## Exercise aim
Reproduce the material exactly, omitting nothing.

── Stored records

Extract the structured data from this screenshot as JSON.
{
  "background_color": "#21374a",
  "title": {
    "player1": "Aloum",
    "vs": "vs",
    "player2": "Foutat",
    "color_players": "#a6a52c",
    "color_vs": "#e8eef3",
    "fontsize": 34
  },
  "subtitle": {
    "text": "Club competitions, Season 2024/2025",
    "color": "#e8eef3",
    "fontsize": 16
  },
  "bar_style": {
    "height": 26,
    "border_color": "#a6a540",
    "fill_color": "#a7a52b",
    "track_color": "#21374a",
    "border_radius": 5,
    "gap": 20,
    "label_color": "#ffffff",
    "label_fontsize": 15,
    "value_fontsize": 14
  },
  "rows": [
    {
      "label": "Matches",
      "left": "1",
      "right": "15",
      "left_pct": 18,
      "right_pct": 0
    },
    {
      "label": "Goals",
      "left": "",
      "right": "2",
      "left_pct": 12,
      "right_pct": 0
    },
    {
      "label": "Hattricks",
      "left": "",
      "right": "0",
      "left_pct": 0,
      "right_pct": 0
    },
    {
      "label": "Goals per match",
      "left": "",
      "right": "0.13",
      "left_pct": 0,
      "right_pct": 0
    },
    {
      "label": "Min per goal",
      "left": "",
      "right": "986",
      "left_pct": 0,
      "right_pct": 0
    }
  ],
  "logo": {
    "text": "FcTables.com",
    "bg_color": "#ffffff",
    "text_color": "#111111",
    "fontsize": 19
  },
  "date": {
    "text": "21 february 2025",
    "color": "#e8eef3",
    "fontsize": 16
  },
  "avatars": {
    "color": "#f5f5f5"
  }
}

────

## Answer to this problem
Extract the structured data from this screenshot as JSON.
{
  "background_color": "#21374a",
  "title": {
    "player1": "Aloum",
    "vs": "vs",
    "player2": "Foutat",
    "color_players": "#a6a52c",
    "color_vs": "#e8eef3",
    "fontsize": 34
  },
  "subtitle": {
    "text": "Club competitions, Season 2024/2025",
    "color": "#e8eef3",
    "fontsize": 16
  },
  "bar_style": {
    "height": 26,
    "border_color": "#a6a540",
    "fill_color": "#a7a52b",
    "track_color": "#21374a",
    "border_radius": 5,
    "gap": 20,
    "label_color": "#ffffff",
    "label_fontsize": 15,
    "value_fontsize": 14
  },
  "rows": [
    {
      "label": "Matches",
      "left": "1",
      "right": "15",
      "left_pct": 18,
      "right_pct": 0
    },
    {
      "label": "Goals",
      "left": "",
      "right": "2",
      "left_pct": 12,
      "right_pct": 0
    },
    {
      "label": "Hattricks",
      "left": "",
      "right": "0",
      "left_pct": 0,
      "right_pct": 0
    },
    {
      "label": "Goals per match",
      "left": "",
      "right": "0.13",
      "left_pct": 0,
      "right_pct": 0
    },
    {
      "label": "Min per goal",
      "left": "",
      "right": "986",
      "left_pct": 0,
      "right_pct": 0
    }
  ],
  "logo": {
    "text": "FcTables.com",
    "bg_color": "#ffffff",
    "text_color": "#111111",
    "fontsize": 19
  },
  "date": {
    "text": "21 february 2025",
    "color": "#e8eef3",
    "fontsize": 16
  },
  "avatars": {
    "color": "#f5f5f5"
  }
}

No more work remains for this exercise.